Freud et l’inconscient à la racine du surréalisme
Un courant artistique a en général des racines multiples. Cela est particulièrement vrai lorsque ce courant investit plusieurs disciplines, comme le surréalisme qui touche à la fois la littérature, la peinture, la musique et le cinéma. On peut cependant considérer que sans la théorie freudienne de l’inconscient le surréalisme n’aurait pu voir le jour. Les surréalistes, comme beaucoup d’intellectuels de l’époque, ont été fascinés par la pensée de Freud (1856-1939), qui analyse l’intériorité humaine en utilisant le concept d’inconscient. Selon Freud, il y aurait à la base même de notre personnalité, de façon inapparente, un ensemble psychique complexe qui se construit dès la naissance et s’élabore ensuite en fonction des rapports qu’entretient l’enfant avec ses semblables et en particulier ses parents. Freud insiste beaucoup sur l’importance du conflit et de la sexualité dans cette construction sous-jacente. L’inconscient déterminerait dans une large mesure notre personnalité et le type de rapports que nous entretenons avec autrui. La théorie freudienne conduit, sur le plan thérapeutique, à la psychanalyse.
Il est évidemment intéressant pour des artistes de faire émerger cet inconscient par l’écrit, l’image ou la musique. L’œuvre ainsi produite aurait une profondeur inédite puisqu’elle irait puiser son inspiration dans le soubassement même de notre personnalité.
Le premier artiste qui donne une définition du surréalisme est l’écrivain André Breton (1896-1966) : « Automatisme psychique pur par lequel on se propose d’exprimer, soit verbalement, soit par écrit, soit de toute autre manière le fonctionnement réel de la pensée. » Bien entendu, pour André Breton le « fonctionnement réel de la pensée » ne se limite pas à la pensée consciente, mais inclut les rêves et tout ce que l’on peut faire émerger de l’inconscient. Mais comment déclencher cet « automatisme psychique pur » ? Pour les écrivains, « l’écriture automatique », c’est-à-dire sans réflexion et sans censure, devait faire apparaître les profondeurs du moi. Le sens de ce qui est ainsi produit importe peu. Les surréalistes se proposent également d’utiliser l’hypnose et les rêves. Freud cherchait à les interpréter. Pour un artiste, il s’agit seulement de les évoquer par l’écriture, les images ou la musique. Les peintres surréalistes ont expérimenté le dessin automatique, réalisé en aveugle et finalisé ensuite à la peinture. Mais il s’agit là d’une technique tout à fait accessoire. Certains surréalistes, en particulier Henri Michaux (1899-1984), sont même allés jusqu’à utiliser des drogues pour, soi-disant, établir une communication avec leur inconscient.

§ Consignes de l'exercice
1. D'après le texte sur Freud et le surréalisme, quelles disciplines le surréalisme touche-t-il à la fois ? Énumérez-les toutes.
2. Recopiez mot pour mot le passage du texte sur Freud et le surréalisme qui s'ouvre sur les mots contenant « Il est évidemment » et se clôt sur « de notre personnalité. ».

§ Extrait de données

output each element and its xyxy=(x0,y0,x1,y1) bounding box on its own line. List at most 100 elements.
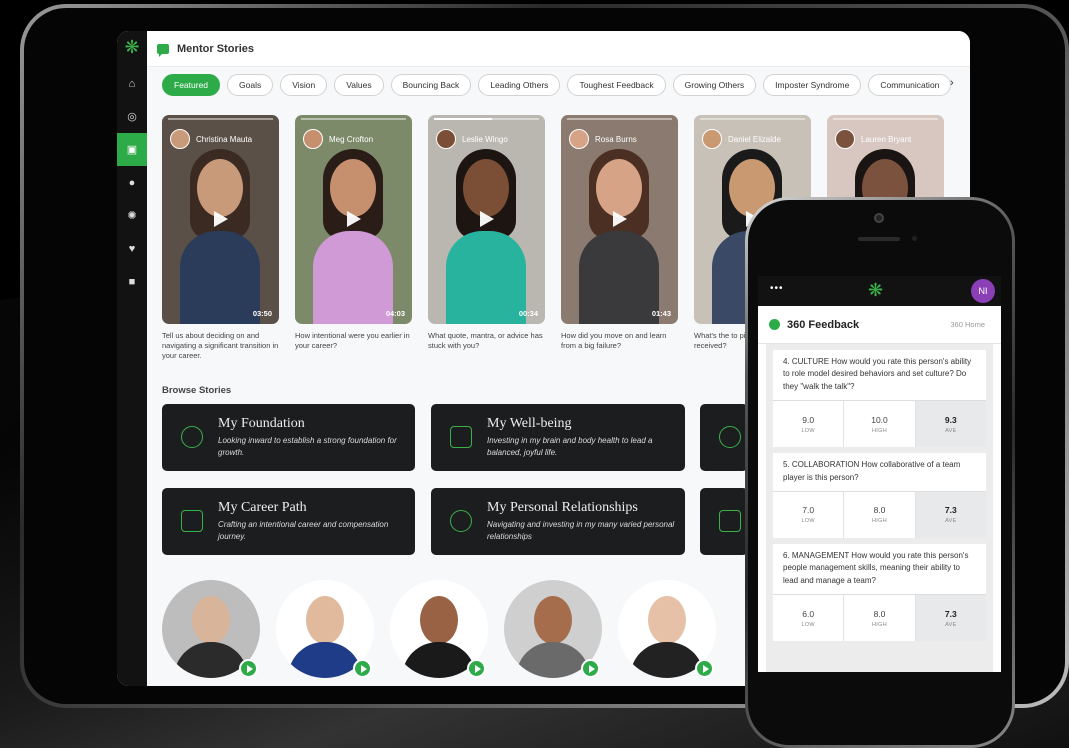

§ Réponses de l'exercice
1. La littérature, la peinture, la musique et le cinéma.

2.
Il est évidemment intéressant pour des artistes de faire émerger cet inconscient par l’écrit, l’image ou la musique. L’œuvre ainsi produite aurait une profondeur inédite puisqu’elle irait puiser son inspiration dans le soubassement même de notre personnalité.